Short problem: Locate each line containing the string "Common" and copy it out.

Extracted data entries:

— begin —

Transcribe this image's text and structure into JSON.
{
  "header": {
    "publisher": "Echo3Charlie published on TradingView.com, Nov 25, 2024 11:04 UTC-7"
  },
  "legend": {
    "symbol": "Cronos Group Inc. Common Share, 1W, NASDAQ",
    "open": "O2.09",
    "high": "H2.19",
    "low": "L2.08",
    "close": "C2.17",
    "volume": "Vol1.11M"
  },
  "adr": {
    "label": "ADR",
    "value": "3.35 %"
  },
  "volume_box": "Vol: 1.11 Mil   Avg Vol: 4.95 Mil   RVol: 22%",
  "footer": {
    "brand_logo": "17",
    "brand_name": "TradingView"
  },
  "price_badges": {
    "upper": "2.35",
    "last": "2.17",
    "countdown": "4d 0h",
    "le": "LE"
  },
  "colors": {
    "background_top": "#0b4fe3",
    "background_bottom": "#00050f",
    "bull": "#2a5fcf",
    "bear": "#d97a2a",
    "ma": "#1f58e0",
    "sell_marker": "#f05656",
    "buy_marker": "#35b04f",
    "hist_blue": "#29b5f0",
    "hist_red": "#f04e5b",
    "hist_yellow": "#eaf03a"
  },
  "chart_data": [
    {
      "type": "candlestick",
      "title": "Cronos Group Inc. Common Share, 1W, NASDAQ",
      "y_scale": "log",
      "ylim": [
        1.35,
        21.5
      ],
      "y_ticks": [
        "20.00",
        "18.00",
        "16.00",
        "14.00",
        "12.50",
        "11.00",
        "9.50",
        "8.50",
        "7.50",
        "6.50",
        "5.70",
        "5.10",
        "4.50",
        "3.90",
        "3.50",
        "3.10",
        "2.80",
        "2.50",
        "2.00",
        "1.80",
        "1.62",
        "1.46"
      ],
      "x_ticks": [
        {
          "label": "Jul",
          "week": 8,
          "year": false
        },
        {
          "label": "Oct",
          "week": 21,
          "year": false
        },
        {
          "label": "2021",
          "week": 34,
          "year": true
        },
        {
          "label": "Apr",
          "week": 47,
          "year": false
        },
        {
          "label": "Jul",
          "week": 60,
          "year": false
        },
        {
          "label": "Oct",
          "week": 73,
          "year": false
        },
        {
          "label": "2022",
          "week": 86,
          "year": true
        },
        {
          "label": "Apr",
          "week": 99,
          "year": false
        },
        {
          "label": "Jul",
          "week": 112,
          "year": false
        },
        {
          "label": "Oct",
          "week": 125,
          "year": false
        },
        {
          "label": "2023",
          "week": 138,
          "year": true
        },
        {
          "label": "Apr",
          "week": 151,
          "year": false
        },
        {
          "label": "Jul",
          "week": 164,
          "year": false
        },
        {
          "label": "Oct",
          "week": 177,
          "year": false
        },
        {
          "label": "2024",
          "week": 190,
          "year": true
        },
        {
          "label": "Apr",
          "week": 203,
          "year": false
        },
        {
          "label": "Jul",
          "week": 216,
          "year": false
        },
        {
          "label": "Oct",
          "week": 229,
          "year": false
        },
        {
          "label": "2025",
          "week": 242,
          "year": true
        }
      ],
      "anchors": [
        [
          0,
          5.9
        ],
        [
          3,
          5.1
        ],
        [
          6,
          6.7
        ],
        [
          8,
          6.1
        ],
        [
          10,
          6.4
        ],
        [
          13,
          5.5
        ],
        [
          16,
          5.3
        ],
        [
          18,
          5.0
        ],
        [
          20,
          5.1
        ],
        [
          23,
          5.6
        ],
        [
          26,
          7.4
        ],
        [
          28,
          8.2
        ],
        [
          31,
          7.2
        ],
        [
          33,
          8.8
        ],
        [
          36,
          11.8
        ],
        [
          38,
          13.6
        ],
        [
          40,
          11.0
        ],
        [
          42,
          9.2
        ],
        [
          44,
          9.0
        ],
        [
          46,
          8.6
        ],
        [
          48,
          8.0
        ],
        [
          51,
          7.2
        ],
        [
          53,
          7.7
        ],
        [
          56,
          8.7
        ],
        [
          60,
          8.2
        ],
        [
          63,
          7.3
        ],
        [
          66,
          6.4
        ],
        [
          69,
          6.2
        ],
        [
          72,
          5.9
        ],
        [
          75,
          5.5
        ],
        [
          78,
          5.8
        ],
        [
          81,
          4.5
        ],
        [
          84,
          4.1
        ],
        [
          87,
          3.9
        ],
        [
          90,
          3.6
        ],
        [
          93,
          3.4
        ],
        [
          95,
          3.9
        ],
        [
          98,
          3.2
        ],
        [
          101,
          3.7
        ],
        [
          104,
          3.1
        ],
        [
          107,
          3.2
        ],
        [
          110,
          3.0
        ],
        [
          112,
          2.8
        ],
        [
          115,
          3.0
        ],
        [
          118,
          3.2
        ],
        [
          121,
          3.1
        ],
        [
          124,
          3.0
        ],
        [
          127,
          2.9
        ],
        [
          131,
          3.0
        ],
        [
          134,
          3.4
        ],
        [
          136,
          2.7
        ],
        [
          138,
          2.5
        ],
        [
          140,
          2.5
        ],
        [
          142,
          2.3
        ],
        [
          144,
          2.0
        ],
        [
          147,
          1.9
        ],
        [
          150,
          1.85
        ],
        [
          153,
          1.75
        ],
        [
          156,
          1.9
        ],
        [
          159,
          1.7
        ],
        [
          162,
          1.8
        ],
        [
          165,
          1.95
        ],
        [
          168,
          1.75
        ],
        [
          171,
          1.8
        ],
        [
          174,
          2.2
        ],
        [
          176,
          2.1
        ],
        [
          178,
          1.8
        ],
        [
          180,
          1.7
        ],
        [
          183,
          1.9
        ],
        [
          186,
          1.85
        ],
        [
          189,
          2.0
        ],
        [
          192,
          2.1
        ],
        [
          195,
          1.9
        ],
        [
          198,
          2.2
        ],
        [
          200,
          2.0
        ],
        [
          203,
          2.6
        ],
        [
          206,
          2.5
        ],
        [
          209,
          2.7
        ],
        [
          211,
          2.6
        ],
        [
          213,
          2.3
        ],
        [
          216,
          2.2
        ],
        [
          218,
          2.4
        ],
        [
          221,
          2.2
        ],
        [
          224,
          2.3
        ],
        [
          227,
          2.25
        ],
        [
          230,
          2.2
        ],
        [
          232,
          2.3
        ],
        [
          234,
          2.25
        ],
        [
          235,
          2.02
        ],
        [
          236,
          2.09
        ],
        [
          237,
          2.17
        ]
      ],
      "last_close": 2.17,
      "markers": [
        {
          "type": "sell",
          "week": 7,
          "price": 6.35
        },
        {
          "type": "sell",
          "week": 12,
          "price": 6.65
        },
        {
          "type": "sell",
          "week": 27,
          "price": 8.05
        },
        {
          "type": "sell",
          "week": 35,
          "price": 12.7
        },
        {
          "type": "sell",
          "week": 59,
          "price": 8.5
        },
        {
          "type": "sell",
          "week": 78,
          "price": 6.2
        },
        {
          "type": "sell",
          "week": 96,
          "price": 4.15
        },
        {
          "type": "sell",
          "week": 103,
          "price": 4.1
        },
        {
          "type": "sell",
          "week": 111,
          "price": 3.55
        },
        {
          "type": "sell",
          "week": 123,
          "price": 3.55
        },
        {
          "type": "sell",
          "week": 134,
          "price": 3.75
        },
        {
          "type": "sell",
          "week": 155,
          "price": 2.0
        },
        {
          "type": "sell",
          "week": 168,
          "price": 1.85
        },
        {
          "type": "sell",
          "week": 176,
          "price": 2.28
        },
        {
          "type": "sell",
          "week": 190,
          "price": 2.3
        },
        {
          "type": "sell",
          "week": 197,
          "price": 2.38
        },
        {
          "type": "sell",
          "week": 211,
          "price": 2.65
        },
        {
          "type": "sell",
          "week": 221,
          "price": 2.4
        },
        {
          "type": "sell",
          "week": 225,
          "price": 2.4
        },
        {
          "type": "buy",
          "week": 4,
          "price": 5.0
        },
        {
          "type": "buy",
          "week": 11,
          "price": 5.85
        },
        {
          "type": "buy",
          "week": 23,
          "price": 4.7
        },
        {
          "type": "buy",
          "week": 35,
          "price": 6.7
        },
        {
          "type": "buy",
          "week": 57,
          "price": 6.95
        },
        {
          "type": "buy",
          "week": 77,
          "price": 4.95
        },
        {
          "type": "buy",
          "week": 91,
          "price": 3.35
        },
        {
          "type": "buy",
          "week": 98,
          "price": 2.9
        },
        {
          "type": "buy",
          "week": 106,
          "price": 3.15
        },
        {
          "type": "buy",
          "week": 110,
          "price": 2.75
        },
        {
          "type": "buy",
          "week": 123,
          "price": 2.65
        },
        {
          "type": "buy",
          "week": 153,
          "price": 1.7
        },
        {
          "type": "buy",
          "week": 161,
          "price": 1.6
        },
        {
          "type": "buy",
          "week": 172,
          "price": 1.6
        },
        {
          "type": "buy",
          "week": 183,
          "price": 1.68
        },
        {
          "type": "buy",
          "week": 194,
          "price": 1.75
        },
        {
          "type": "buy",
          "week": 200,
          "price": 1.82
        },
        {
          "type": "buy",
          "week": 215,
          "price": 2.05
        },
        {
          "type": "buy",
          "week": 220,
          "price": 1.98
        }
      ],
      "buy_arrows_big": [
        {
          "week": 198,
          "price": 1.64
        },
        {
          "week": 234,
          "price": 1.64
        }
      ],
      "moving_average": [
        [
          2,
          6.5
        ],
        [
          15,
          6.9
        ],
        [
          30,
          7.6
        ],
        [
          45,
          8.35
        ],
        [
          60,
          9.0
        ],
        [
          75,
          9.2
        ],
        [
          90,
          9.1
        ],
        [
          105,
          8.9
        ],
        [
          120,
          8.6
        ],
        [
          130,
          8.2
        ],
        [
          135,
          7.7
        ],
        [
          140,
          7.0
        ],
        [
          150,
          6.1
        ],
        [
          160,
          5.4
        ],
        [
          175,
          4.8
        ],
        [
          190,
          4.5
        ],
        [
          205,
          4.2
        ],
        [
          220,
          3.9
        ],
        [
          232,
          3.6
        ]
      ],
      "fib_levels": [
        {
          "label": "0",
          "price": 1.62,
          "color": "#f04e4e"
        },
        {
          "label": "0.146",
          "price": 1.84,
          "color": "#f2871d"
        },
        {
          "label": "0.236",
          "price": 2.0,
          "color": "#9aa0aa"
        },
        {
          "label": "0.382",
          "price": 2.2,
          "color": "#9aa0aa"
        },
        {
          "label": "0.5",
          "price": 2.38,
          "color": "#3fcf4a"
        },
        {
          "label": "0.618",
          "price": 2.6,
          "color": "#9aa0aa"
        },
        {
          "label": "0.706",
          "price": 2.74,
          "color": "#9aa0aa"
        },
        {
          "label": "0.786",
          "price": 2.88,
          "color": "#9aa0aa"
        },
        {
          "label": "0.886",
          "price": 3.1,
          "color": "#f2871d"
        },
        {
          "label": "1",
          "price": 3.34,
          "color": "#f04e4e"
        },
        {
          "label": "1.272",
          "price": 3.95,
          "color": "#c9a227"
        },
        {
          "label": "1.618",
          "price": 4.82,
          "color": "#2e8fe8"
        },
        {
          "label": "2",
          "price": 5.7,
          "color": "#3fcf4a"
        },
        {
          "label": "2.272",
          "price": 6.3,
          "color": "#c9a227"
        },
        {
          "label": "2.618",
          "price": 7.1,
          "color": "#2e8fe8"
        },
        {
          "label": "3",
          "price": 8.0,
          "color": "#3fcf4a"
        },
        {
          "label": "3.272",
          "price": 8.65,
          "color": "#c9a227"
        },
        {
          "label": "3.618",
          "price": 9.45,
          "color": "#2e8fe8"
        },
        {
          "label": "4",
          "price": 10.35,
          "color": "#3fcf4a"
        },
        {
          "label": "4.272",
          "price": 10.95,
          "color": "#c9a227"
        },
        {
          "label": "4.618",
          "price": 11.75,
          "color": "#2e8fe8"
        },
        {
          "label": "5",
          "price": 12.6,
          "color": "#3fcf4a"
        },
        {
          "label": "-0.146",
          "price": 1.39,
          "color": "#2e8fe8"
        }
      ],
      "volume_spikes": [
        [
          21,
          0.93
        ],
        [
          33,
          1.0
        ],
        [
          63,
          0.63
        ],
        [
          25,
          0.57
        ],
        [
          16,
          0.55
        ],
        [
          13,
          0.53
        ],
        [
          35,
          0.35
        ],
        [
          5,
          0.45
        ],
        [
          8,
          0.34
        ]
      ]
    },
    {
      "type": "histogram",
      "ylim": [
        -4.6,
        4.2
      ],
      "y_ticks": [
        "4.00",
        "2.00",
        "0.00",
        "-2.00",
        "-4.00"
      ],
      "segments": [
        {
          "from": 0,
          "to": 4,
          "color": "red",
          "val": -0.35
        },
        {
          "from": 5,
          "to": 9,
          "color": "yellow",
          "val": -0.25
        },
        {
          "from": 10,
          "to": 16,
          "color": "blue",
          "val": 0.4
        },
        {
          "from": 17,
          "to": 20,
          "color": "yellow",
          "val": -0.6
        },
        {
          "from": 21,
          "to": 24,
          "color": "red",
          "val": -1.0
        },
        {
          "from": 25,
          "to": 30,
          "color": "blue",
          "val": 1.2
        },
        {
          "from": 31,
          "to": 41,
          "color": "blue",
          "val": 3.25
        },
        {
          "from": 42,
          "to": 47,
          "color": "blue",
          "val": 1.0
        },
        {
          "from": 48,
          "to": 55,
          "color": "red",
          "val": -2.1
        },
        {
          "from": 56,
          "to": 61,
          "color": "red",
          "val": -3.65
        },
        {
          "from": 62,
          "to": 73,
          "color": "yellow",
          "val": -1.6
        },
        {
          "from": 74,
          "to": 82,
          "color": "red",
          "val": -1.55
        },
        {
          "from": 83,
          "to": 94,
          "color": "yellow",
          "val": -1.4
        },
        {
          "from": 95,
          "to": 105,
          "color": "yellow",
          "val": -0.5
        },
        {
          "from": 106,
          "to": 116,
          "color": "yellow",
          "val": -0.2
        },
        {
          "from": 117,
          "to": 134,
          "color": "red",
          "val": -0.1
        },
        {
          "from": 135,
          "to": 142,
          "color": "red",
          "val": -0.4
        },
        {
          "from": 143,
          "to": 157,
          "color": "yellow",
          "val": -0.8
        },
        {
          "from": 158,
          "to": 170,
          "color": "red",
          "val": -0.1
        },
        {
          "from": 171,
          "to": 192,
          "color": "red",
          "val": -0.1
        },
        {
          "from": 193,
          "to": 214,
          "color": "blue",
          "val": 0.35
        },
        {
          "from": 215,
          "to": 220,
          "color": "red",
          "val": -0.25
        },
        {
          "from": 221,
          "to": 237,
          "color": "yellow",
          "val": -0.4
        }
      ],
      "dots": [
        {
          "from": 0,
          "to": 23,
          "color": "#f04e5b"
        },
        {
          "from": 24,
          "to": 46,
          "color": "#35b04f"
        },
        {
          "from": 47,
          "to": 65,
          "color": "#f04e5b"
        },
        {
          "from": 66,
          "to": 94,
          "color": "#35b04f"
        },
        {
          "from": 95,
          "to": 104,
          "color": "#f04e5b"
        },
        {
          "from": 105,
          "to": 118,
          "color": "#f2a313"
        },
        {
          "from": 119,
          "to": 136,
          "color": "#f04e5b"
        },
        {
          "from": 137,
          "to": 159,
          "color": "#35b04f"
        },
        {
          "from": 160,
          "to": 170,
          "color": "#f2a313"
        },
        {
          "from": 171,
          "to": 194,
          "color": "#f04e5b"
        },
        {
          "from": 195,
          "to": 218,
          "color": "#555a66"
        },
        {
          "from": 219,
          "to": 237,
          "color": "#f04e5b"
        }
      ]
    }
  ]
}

— end —

Output below:
    "symbol": "Cronos Group Inc. Common Share, 1W, NASDAQ",
      "title": "Cronos Group Inc. Common Share, 1W, NASDAQ",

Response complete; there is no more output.